PROBLEM DESCRIPTION: Your answer should be one number: how many lines of the records hold the string "playback".

Rows from a dataset:
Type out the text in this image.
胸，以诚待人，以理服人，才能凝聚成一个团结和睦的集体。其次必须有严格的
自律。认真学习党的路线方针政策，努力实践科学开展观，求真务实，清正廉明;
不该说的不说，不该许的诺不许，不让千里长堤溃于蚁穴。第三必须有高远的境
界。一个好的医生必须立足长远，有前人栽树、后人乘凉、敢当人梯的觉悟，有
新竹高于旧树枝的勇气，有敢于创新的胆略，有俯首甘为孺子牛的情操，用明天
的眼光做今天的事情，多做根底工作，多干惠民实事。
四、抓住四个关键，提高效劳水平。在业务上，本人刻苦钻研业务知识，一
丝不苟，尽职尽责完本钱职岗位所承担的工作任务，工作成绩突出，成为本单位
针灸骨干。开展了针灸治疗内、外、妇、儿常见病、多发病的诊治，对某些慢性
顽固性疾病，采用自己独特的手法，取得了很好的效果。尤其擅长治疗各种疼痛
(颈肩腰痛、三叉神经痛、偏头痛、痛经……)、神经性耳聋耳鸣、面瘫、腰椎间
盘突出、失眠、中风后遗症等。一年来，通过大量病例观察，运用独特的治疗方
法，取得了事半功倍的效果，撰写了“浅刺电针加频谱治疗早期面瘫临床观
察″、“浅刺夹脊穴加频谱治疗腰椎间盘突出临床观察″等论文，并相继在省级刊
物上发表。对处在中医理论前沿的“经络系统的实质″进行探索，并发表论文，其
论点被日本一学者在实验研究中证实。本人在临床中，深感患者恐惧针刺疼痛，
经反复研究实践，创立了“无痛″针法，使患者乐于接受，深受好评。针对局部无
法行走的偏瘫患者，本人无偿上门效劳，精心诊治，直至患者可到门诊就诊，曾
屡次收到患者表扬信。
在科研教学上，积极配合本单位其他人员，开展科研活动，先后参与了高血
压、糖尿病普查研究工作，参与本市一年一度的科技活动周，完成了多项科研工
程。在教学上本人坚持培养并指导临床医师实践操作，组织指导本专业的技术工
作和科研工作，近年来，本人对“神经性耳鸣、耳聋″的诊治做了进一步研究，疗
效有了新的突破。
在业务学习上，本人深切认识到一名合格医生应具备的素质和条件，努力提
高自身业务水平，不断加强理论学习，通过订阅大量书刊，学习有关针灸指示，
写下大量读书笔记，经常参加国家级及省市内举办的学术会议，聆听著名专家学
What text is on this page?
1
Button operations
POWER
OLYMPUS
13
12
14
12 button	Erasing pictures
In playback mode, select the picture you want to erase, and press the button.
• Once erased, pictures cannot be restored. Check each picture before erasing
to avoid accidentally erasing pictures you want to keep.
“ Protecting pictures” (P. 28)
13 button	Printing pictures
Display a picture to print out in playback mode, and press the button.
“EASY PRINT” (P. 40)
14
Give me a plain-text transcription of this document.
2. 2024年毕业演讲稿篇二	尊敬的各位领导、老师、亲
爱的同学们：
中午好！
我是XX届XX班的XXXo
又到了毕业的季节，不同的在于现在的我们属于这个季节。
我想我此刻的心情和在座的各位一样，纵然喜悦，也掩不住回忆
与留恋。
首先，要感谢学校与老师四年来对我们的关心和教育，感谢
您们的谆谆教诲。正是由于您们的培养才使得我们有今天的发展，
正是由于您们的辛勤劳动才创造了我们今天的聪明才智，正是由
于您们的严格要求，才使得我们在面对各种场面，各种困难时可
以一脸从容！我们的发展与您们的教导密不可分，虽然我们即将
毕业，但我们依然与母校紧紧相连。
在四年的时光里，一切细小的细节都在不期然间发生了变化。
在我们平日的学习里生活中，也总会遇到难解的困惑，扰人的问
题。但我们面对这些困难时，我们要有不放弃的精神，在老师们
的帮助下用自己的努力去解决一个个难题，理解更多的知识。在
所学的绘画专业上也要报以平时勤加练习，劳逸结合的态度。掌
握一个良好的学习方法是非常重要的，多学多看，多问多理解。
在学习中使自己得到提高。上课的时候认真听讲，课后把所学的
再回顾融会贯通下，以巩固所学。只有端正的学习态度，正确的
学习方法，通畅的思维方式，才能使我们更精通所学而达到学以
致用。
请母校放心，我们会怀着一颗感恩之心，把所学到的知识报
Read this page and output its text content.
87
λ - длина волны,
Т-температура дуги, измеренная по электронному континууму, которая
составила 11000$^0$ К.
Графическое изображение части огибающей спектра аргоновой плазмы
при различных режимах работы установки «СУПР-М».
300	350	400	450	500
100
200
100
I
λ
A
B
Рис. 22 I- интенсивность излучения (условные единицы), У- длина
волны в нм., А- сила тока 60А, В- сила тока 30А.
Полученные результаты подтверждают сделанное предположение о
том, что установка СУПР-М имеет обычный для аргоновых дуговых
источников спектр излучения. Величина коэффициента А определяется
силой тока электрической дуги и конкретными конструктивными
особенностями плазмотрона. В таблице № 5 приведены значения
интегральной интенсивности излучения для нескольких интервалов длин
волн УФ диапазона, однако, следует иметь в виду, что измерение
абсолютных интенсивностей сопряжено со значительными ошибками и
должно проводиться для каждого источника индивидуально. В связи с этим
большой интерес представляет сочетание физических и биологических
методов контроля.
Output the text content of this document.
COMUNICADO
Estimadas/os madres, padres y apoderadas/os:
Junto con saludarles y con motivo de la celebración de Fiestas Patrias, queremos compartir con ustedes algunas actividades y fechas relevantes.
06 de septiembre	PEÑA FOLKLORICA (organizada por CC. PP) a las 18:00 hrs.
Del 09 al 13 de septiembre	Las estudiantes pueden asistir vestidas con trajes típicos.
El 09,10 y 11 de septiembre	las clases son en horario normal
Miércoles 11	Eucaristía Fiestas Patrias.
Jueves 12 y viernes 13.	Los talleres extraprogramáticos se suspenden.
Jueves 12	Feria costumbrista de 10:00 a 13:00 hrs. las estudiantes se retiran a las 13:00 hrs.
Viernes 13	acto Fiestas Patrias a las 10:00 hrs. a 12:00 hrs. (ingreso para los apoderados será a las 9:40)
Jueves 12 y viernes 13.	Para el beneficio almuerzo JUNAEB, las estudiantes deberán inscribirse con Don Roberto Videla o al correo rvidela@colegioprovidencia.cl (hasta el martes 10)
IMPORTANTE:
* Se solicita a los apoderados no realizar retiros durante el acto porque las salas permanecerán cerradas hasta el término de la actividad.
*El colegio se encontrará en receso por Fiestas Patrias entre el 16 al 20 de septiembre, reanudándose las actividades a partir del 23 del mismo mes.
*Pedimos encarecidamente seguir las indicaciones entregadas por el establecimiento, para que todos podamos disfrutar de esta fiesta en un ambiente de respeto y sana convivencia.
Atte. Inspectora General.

REPLY TO THE EXERCISE: 2